The records below are split into lines. How many of those lines contain the string "Court"? Reply with the number only.

|---|

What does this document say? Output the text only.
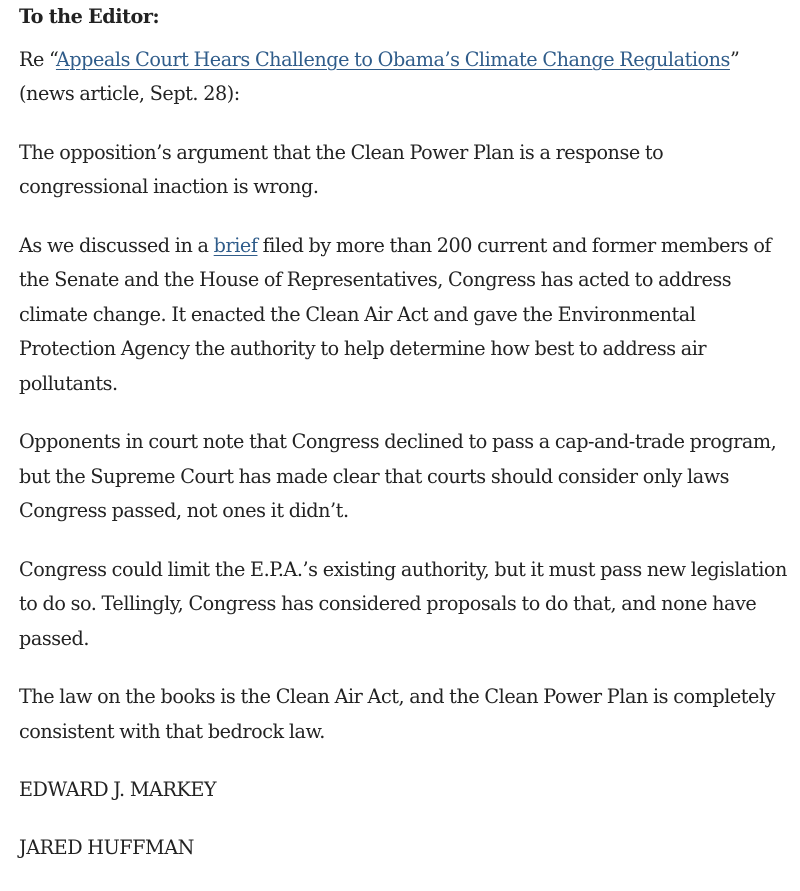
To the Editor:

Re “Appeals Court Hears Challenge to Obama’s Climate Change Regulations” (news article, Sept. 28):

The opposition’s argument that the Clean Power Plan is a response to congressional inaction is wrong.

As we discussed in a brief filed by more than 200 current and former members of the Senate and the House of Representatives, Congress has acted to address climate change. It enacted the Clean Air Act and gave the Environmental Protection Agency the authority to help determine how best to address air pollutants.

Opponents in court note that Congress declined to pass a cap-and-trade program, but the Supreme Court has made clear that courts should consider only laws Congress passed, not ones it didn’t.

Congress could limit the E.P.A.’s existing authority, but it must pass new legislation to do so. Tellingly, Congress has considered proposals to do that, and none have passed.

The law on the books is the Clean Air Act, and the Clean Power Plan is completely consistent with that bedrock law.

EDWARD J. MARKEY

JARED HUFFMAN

|---|

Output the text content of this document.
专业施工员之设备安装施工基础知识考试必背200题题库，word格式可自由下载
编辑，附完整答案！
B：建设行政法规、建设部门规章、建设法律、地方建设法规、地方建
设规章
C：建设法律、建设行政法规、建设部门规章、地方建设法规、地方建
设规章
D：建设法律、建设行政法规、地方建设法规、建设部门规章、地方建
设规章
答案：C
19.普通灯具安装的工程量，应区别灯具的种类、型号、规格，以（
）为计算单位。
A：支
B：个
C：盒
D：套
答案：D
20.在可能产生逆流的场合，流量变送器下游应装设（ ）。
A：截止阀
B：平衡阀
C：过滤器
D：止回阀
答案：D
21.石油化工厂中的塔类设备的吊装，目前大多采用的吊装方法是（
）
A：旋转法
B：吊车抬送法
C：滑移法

|---|

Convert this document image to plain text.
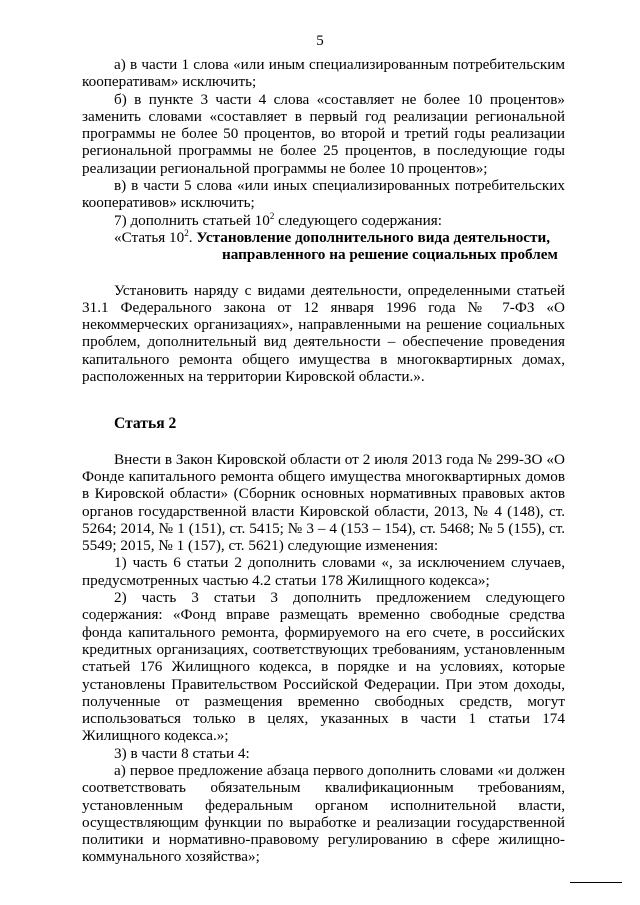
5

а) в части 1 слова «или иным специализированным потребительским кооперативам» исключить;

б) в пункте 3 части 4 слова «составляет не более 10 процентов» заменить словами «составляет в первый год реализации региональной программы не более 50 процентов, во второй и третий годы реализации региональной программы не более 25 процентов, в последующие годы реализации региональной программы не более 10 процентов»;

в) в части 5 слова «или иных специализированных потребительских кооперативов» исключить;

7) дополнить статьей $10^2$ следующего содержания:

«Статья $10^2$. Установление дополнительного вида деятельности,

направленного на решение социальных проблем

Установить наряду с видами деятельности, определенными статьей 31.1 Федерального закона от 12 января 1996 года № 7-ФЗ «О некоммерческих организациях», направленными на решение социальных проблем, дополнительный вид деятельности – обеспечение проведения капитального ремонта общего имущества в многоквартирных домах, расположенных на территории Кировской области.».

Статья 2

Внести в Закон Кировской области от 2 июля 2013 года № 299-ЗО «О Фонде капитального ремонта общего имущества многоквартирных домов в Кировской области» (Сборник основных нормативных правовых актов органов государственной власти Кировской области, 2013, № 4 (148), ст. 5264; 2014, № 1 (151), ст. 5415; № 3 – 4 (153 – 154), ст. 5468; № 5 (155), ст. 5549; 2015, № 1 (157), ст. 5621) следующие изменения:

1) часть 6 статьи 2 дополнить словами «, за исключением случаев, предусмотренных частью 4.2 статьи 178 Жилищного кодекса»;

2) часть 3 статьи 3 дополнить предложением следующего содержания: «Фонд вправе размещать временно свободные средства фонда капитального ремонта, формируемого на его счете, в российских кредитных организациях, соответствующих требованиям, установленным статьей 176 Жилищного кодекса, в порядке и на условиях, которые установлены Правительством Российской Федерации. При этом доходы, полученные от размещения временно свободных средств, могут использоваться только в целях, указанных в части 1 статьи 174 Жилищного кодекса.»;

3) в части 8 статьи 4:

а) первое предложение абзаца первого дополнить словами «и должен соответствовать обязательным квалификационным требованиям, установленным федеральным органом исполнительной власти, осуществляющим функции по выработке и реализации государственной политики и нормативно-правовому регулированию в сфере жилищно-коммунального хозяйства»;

|---|

◆ **Solution to the exercise**:
2